* _TEXT_

# # # # # # #

Written by Ken Morton Jr.
The recent annual conference hosted by the Shop! Association in New Orleans was a fascinating reminder that the future of retail is no longer simply about what we sell — it is increasingly about how customers experience what we sell. Shop! brings together some of the brightest minds in retail design, visual merchandising, experiential marketing, shopper engagement, and in-store technology. While the conference spans every category from grocery to luxury goods, many of the concepts shared have immediate and direct applications for golf retail professionals looking to stay relevant in an increasingly competitive and digitally influenced marketplace.
One educational session in particular stood out.
“From Insights to Impact – Designing Retail Displays That Shoppers Notice,” presented by Bridget Bacon, delivered a series of compelling shopper behavior statistics that should make every golf merchandiser stop and think. Bacon works with Mondelez International, one of the world’s largest snack companies and the parent company behind globally recognized brands such as Oreo, Ritz, Chips Ahoy!, Cadbury, Sour Patch Kids, Triscuit, Wheat Thins, and Toblerone. Mondelez operates in more than 150 countries and is deeply invested in understanding how consumers shop, what captures attention, and what ultimately drives purchasing behavior.
While much of the presentation centered around consumer-packaged goods, the behavioral insights translate remarkably well into golf retail. Here are several metrics shared during the presentation that deserve serious consideration from golf shop merchandisers everywhere:
50% of purchase decisions are open to being influenced in-store or online
This is one of the most important reminders for golf retail. Customers may walk in thinking they know what they want, but merchandising, storytelling, displays, staff engagement, and experiential retail all still matter tremendously. The battle is far from over once a golfer walks through the door.
54% of all snacking purchases are made from effective POP (Point of Purchase) displays
Golf shops often underutilize impulse merchandising. Counter displays, fitting accessories, logo merchandise, gloves, hats, ball markers, sunscreen, snacks, and travel accessories can all benefit from stronger POP placement.
74% of people have now bought groceries online
Consumers are fully conditioned to omnichannel shopping behavior. Golf shops must think beyond the four walls of the store and create consistency between physical retail, email marketing, social media, and e-commerce.
71% of people make regular purchases on their smartphone
Your website, emails, and promotions must be mobile optimized. If your online storefront is difficult to navigate on a phone, you are likely losing business daily.
62% use social media to discover new products
Golf shops can no longer rely solely on vendor marketing. Instagram reels, TikTok content, Facebook videos, YouTube shorts, and authentic behind-the-scenes product education all help customers discover merchandise organically.
67% define value as what you get, not what you pay
This is especially important in golf retail where premium price points continue to rise. Consumers are willing to spend — but they must clearly understand the performance, technology, quality, exclusivity, service, or experience attached to the item.
97% of people use social media as their top source of retail shopping inspiration
That number is staggering. Golf shops should think of social platforms as digital visual merchandising windows. Your store’s social feed is often your first display case.
64% of customers want brands to provide more experience
This reinforces why experiential retail continues to grow in importance. Demo days, launch events, ball fittings, simulator contests, apparel trunk shows, putting contests, junior golf experiences, ladies nights, bourbon tastings, live music events, and interactive product displays all help differentiate green grass retail from online competition.

# # # # # # #

[Some records]
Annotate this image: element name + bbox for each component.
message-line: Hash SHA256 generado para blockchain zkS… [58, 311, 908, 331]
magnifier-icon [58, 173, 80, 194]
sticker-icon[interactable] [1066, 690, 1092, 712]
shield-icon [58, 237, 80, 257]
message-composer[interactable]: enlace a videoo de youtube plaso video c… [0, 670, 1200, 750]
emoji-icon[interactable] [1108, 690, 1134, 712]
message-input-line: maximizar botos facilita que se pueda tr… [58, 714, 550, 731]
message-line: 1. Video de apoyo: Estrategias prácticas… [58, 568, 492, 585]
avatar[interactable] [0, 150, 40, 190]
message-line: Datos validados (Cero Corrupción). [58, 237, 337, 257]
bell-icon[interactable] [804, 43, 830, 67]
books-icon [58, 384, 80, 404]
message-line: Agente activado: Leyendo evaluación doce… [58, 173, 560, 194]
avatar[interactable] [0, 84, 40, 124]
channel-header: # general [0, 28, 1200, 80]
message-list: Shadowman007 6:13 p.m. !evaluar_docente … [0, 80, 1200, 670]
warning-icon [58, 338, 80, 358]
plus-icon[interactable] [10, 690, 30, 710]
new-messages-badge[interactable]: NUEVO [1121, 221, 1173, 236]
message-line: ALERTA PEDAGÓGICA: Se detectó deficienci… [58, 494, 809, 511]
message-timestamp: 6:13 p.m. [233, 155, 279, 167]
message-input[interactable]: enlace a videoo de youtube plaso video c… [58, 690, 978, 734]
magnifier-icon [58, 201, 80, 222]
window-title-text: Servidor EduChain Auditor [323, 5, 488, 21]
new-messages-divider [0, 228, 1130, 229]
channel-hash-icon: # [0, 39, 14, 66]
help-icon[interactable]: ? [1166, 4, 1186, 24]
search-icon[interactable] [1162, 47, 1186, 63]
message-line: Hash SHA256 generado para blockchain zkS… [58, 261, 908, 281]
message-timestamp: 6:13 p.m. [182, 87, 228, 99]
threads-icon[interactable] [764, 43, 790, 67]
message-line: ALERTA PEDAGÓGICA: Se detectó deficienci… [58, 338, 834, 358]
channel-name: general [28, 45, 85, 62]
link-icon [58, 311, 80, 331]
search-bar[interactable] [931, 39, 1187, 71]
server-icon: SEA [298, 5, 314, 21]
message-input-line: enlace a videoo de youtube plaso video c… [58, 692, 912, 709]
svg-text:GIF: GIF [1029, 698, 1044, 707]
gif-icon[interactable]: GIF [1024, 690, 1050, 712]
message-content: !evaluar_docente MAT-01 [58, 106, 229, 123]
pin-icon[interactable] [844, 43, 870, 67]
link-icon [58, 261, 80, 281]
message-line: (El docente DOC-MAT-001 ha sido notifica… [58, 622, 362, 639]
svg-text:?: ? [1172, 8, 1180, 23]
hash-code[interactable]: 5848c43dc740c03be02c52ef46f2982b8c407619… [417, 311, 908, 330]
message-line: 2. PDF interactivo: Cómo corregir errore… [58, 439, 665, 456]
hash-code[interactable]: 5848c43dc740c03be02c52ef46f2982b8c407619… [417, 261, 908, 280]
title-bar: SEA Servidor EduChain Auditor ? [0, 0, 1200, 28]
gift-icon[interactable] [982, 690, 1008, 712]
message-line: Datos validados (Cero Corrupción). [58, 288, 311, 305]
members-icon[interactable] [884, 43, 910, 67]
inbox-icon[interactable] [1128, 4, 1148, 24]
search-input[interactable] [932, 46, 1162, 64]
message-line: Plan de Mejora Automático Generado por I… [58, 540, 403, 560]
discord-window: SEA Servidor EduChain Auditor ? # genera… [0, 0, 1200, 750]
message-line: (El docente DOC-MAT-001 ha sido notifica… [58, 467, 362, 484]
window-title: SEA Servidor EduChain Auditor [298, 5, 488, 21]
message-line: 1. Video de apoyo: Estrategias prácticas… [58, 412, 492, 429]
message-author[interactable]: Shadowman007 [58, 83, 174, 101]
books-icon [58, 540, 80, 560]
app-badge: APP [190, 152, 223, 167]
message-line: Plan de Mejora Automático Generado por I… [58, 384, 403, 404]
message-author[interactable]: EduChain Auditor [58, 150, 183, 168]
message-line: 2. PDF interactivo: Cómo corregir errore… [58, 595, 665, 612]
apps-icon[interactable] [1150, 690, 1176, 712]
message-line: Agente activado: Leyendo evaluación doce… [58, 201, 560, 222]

# # # # # # #

* _CHALLENGE_
Reproduce the passage of the article on retail conference insights from "The recent annual" to "particular stood out.". Rely solely on the article.

* _RESPONSE_
The recent annual conference hosted by the Shop! Association in New Orleans was a fascinating reminder that the future of retail is no longer simply about what we sell — it is increasingly about how customers experience what we sell. Shop! brings together some of the brightest minds in retail design, visual merchandising, experiential marketing, shopper engagement, and in-store technology. While the conference spans every category from grocery to luxury goods, many of the concepts shared have immediate and direct applications for golf retail professionals looking to stay relevant in an increasingly competitive and digitally influenced marketplace.
One educational session in particular stood out.